◆ **Reading passage**:
══════

Proceeding, he gave a lengthy statement regarding the Establishment principle and his views on it, and having shown that under the new Questions and Formula the Word of God was to be the only rule of life and manners; that it was not a mutilated Confession they were to have if the Union took place, but the Confession entire as at present; and that the Free Church principles were to be conserved. He warned the people against inaccurate or imperfect conceptions of this matter, and concluded by moving the following Amendment:

'The Presbytery, impressed with the solemn importance of the great Christian question of Union, while expressing their sympathies with anxieties that may be felt that the question was to be considered so soon after recent controversies in the Church, and considering that the basis of Union now submitted conserves Free Church principles, approves of the same. They counsel their people to exercise patience in connection with this solemn matter; they undertake to instruct them regarding the stage which negotiations have reached within the Courts of the Church.'

Mr John MacKenzie, Elder, Stornoway English, seconded the Amendment, saying he did so with the unanimous opinion of the Session of the Free English congregation.

Rev. R. MacRae, Carloway, said that in coming to the Presbytery he could not see his way at the present stage to vote either for or against Union, but he had no difficulty in supporting the Amendment proposed by Rev. P. MacDonald. His own difficulty was that if he went against Union he would be going against the mind of Christ, whose prayer was that we should all be one. Again if he opposed the Union, and it took place, what Church was he going to join? He could not leave the Church in which he was brought up, and to which he owed anything he was. If he opposed the Union now, and ultimately went in with it, the people would point the finger of scorn at him. Mr Malcolm MacLean, Elder, Bragar. spoke in favour of the Amendment. The Rev. George MacLeod. Garrabost, was quite willing to fall in with the Amendment, provided there was inserted in it a clause to the effect that they were sacrificing none of their Free Church principles, and that the Sustentation Fund would be conserved as at present.

Rev. P. MacDonald had no difficulty in inserting a clause in his Amendment to the effect that they do not depart from any of their Free Church principles, and also that it should be sent up as a suggestion that the Sustention Fund hold the place in the United Church which it at present holds in the Free Church. The Amendment was altered accordingly.

══════

◆ **Dataset extract**:
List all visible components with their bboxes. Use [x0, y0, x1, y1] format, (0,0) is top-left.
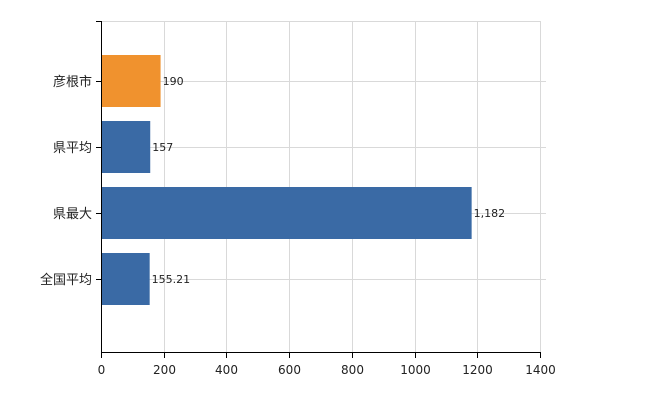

══════

◆ **Stated goal A**: In the Presbytery account, rewrite the stretch from "Mr John MacKenzie, Elder, Stornoway" through "Free English congregation.", replacing "seconded" with "supported".
◆ **Stated goal B**:
Based on the Presbytery account, does each statement agree with it? Answer yes or no, quoting the words that decide it.
(i) Rev. R. MacRae said he could vote against Union at the present stage.
(ii) Mr John MacKenzie said the Session of the Free English congregation was unanimous in backing the Amendment.
(iii) Rev. P. MacDonald refused to add a clause to his Amendment.

◆ **Exercise solution A**:
Mr John MacKenzie, Elder, Stornoway English, supported the Amendment, saying he did so with the unanimous opinion of the Session of the Free English congregation.

◆ **Exercise solution B**:
(i) No: "he could not see his way at the present stage to vote either for or against Union"
(ii) Yes: "saying he did so with the unanimous opinion of the Session of the Free English congregation"
(iii) No: "Rev. P. MacDonald had no difficulty in inserting a clause in his Amendment"